_Goal_:
Please copy out the rows from the line that contains "[74, 517, 414, 603]" to the line that contains "350, 459, 640]", including both of those lines, with no changes.

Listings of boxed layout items
□ □ □ □

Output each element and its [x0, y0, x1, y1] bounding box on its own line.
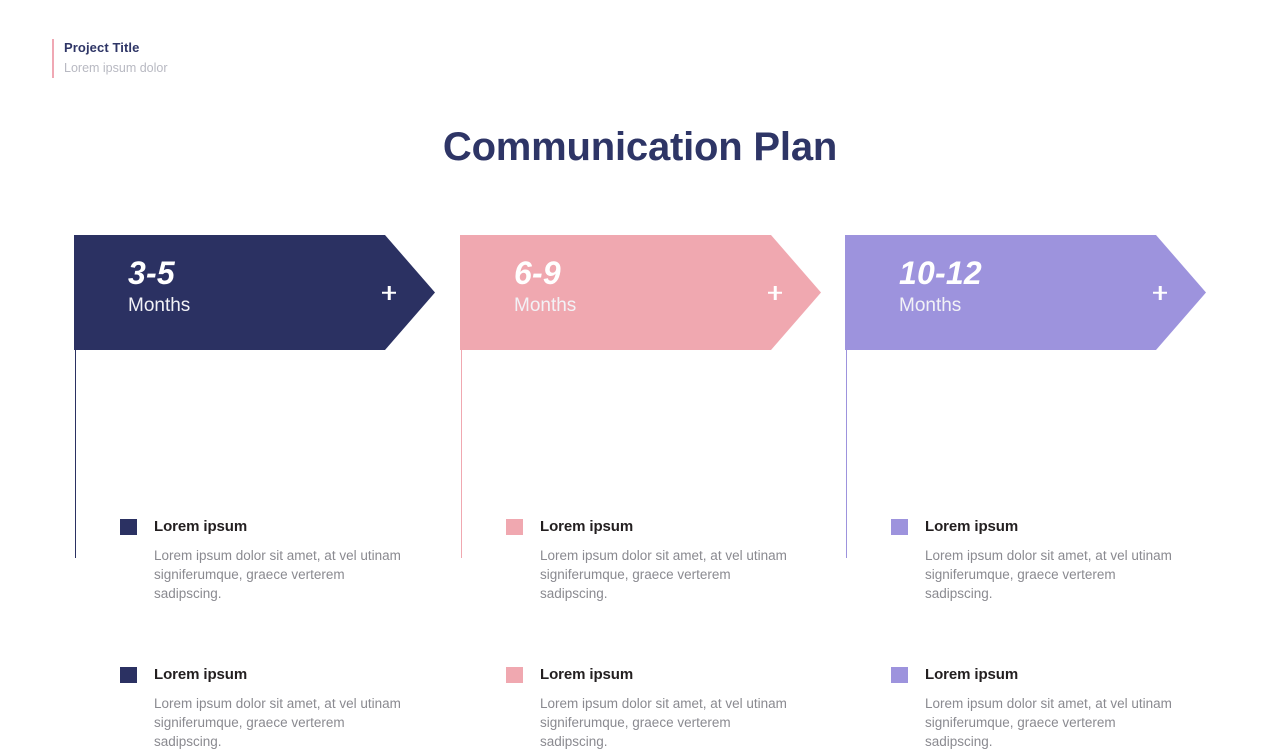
list-item: Lorem ipsum Lorem ipsum dolor sit amet, …: [74, 517, 414, 603]
bullet-marker-icon: [891, 667, 908, 683]
phase-unit: Months: [128, 293, 190, 319]
bullet-marker-icon: [506, 667, 523, 683]
list-item: Lorem ipsum Lorem ipsum dolor sit amet, …: [460, 665, 800, 751]
timeline-column-2: 6-9 Months Lorem ipsum Lorem ipsum dolor…: [460, 235, 845, 640]
plus-icon[interactable]: [768, 286, 782, 300]
column-body: Lorem ipsum Lorem ipsum dolor sit amet, …: [460, 350, 845, 640]
bullet-marker-icon: [120, 519, 137, 535]
phase-arrow-banner-3[interactable]: 10-12 Months: [845, 235, 1206, 350]
bullet-text-group: Lorem ipsum Lorem ipsum dolor sit amet, …: [154, 517, 414, 603]
bullet-text-group: Lorem ipsum Lorem ipsum dolor sit amet, …: [925, 665, 1185, 751]
bullet-marker-icon: [891, 519, 908, 535]
list-item: Lorem ipsum Lorem ipsum dolor sit amet, …: [845, 665, 1185, 751]
bullet-body: Lorem ipsum dolor sit amet, at vel utina…: [540, 694, 790, 751]
bullet-text-group: Lorem ipsum Lorem ipsum dolor sit amet, …: [925, 517, 1185, 603]
timeline-column-1: 3-5 Months Lorem ipsum Lorem ipsum dolor…: [74, 235, 459, 640]
connector-branch: [461, 526, 506, 527]
column-body: Lorem ipsum Lorem ipsum dolor sit amet, …: [74, 350, 459, 640]
phase-range: 3-5: [128, 255, 190, 291]
phase-unit: Months: [514, 293, 576, 319]
timeline-column-3: 10-12 Months Lorem ipsum Lorem ipsum dol…: [845, 235, 1230, 640]
connector-branch: [75, 674, 120, 675]
bullet-heading: Lorem ipsum: [540, 517, 800, 536]
phase-label-group: 10-12 Months: [899, 255, 982, 319]
bullet-text-group: Lorem ipsum Lorem ipsum dolor sit amet, …: [540, 665, 800, 751]
phase-label-group: 6-9 Months: [514, 255, 576, 319]
connector-branch: [75, 526, 120, 527]
header-accent-bar: [52, 39, 54, 78]
bullet-text-group: Lorem ipsum Lorem ipsum dolor sit amet, …: [154, 665, 414, 751]
project-title: Project Title: [64, 39, 168, 57]
bullet-body: Lorem ipsum dolor sit amet, at vel utina…: [925, 546, 1175, 603]
list-item: Lorem ipsum Lorem ipsum dolor sit amet, …: [74, 665, 414, 751]
bullet-body: Lorem ipsum dolor sit amet, at vel utina…: [154, 546, 404, 603]
plus-icon[interactable]: [1153, 286, 1167, 300]
phase-unit: Months: [899, 293, 982, 319]
bullet-heading: Lorem ipsum: [540, 665, 800, 684]
phase-label-group: 3-5 Months: [128, 255, 190, 319]
phase-arrow-banner-1[interactable]: 3-5 Months: [74, 235, 435, 350]
list-item: Lorem ipsum Lorem ipsum dolor sit amet, …: [845, 517, 1185, 603]
bullet-body: Lorem ipsum dolor sit amet, at vel utina…: [925, 694, 1175, 751]
slide-header: Project Title Lorem ipsum dolor: [52, 39, 168, 78]
plus-icon[interactable]: [382, 286, 396, 300]
bullet-heading: Lorem ipsum: [925, 517, 1185, 536]
bullet-body: Lorem ipsum dolor sit amet, at vel utina…: [154, 694, 404, 751]
phase-range: 6-9: [514, 255, 576, 291]
bullet-heading: Lorem ipsum: [925, 665, 1185, 684]
bullet-body: Lorem ipsum dolor sit amet, at vel utina…: [540, 546, 790, 603]
bullet-heading: Lorem ipsum: [154, 517, 414, 536]
bullet-text-group: Lorem ipsum Lorem ipsum dolor sit amet, …: [540, 517, 800, 603]
project-subtitle: Lorem ipsum dolor: [64, 59, 168, 78]
header-text-group: Project Title Lorem ipsum dolor: [64, 39, 168, 78]
bullet-heading: Lorem ipsum: [154, 665, 414, 684]
bullet-marker-icon: [120, 667, 137, 683]
connector-branch: [461, 674, 506, 675]
page-title: Communication Plan: [0, 125, 1280, 170]
list-item: Lorem ipsum Lorem ipsum dolor sit amet, …: [460, 517, 800, 603]
connector-branch: [846, 526, 891, 527]
bullet-marker-icon: [506, 519, 523, 535]
column-body: Lorem ipsum Lorem ipsum dolor sit amet, …: [845, 350, 1230, 640]
phase-arrow-banner-2[interactable]: 6-9 Months: [460, 235, 821, 350]
connector-branch: [846, 674, 891, 675]
phase-range: 10-12: [899, 255, 982, 291]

□ □ □ □

_Output for this exercise_:
list-item: Lorem ipsum Lorem ipsum dolor sit amet, …: [74, 517, 414, 603]
bullet-marker-icon: [891, 667, 908, 683]
phase-unit: Months: [128, 293, 190, 319]
bullet-marker-icon: [506, 667, 523, 683]
list-item: Lorem ipsum Lorem ipsum dolor sit amet, …: [460, 665, 800, 751]
timeline-column-2: 6-9 Months Lorem ipsum Lorem ipsum dolor…: [460, 235, 845, 640]
plus-icon[interactable]: [768, 286, 782, 300]
column-body: Lorem ipsum Lorem ipsum dolor sit amet, …: [460, 350, 845, 640]
bullet-marker-icon: [120, 519, 137, 535]
phase-arrow-banner-3[interactable]: 10-12 Months: [845, 235, 1206, 350]
bullet-text-group: Lorem ipsum Lorem ipsum dolor sit amet, …: [154, 517, 414, 603]
bullet-text-group: Lorem ipsum Lorem ipsum dolor sit amet, …: [925, 665, 1185, 751]
bullet-marker-icon: [891, 519, 908, 535]
list-item: Lorem ipsum Lorem ipsum dolor sit amet, …: [845, 665, 1185, 751]
bullet-body: Lorem ipsum dolor sit amet, at vel utina…: [540, 694, 790, 751]
bullet-text-group: Lorem ipsum Lorem ipsum dolor sit amet, …: [925, 517, 1185, 603]
timeline-column-1: 3-5 Months Lorem ipsum Lorem ipsum dolor…: [74, 235, 459, 640]
connector-branch: [461, 526, 506, 527]
column-body: Lorem ipsum Lorem ipsum dolor sit amet, …: [74, 350, 459, 640]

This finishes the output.